[Stored entries]
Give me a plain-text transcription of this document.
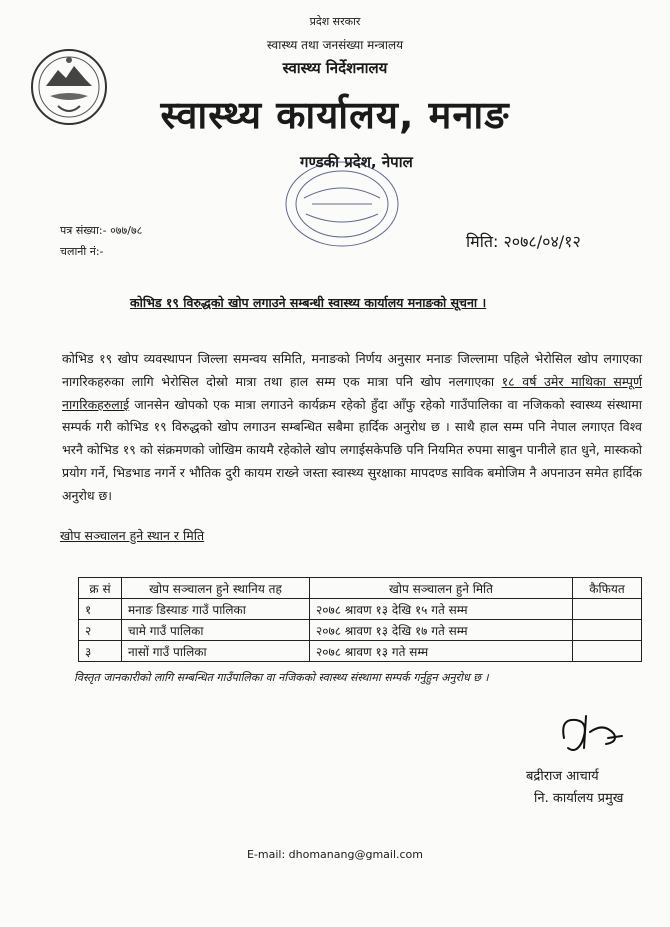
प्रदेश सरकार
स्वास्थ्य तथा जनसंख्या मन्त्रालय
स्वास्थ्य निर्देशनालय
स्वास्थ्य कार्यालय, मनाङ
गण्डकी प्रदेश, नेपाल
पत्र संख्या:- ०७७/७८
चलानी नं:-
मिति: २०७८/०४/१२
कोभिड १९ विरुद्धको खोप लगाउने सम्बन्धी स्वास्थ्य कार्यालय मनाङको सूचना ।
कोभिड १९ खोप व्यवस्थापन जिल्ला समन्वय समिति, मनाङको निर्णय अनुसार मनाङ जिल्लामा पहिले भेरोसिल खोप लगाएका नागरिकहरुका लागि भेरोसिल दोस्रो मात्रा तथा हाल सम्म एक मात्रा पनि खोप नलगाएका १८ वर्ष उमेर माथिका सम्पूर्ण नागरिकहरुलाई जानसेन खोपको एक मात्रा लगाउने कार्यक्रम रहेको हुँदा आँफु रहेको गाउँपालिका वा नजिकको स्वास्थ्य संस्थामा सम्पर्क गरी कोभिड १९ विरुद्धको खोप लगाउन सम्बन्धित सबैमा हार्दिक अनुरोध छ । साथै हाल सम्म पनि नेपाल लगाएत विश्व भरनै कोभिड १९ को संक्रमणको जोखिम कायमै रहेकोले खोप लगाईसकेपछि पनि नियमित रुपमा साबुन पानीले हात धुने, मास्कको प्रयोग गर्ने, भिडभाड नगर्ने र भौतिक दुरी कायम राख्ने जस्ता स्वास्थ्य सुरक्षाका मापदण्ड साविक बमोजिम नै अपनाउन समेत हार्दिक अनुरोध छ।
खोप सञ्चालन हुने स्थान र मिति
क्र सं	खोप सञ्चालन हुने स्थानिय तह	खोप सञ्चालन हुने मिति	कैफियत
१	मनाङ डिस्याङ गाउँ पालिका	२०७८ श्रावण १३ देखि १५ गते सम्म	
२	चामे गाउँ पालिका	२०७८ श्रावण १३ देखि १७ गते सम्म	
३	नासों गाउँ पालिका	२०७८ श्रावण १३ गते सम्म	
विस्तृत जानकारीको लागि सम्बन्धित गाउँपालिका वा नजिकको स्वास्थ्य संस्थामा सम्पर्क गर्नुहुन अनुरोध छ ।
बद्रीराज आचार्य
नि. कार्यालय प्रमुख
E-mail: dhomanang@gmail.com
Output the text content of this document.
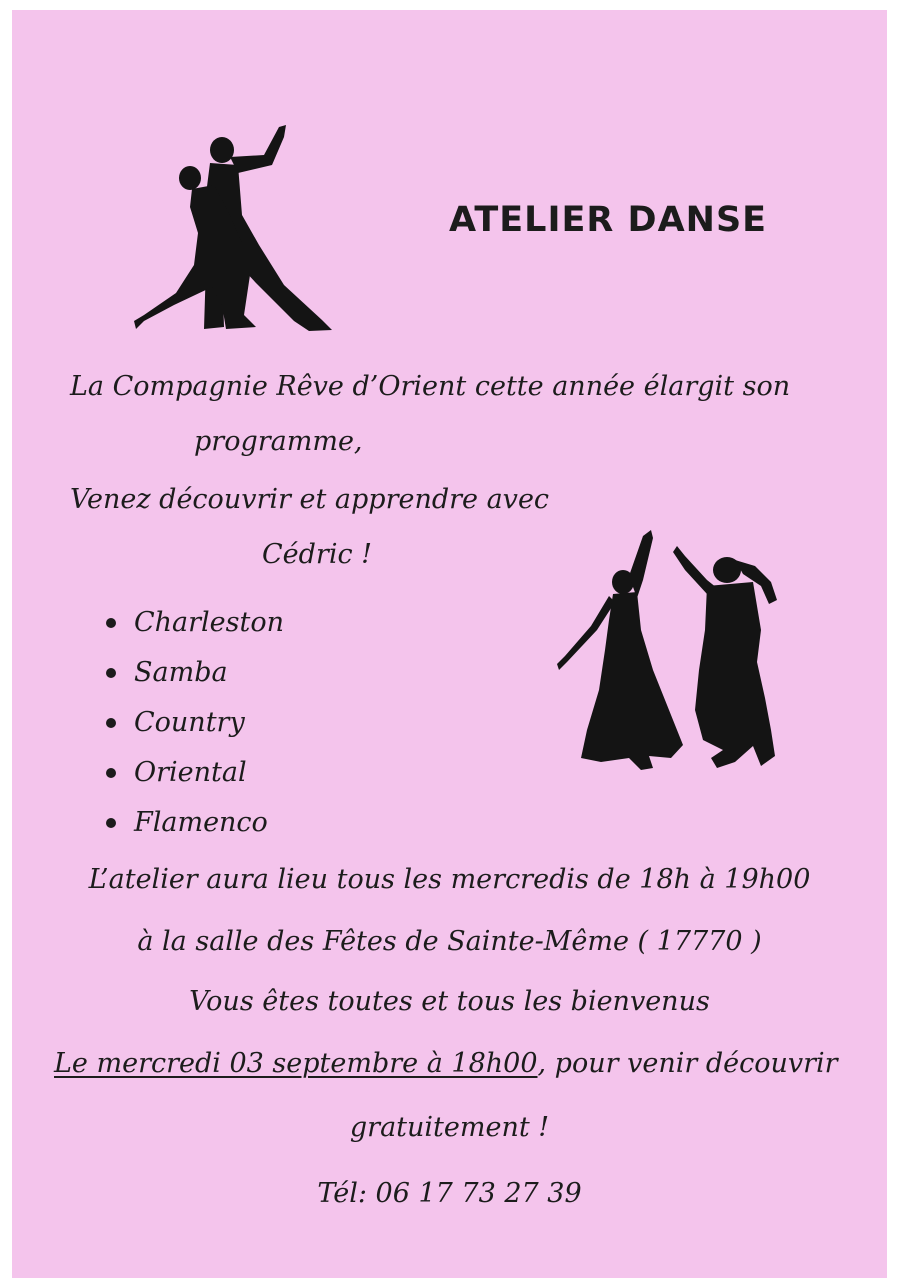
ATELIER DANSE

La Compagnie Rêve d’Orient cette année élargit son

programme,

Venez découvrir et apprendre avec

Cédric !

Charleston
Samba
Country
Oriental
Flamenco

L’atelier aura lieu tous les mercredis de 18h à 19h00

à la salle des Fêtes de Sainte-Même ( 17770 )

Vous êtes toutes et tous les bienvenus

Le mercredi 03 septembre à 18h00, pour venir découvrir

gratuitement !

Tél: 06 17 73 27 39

Task requirements
Only a number is wanted: how many lines above include "découvrir"?

Task response
2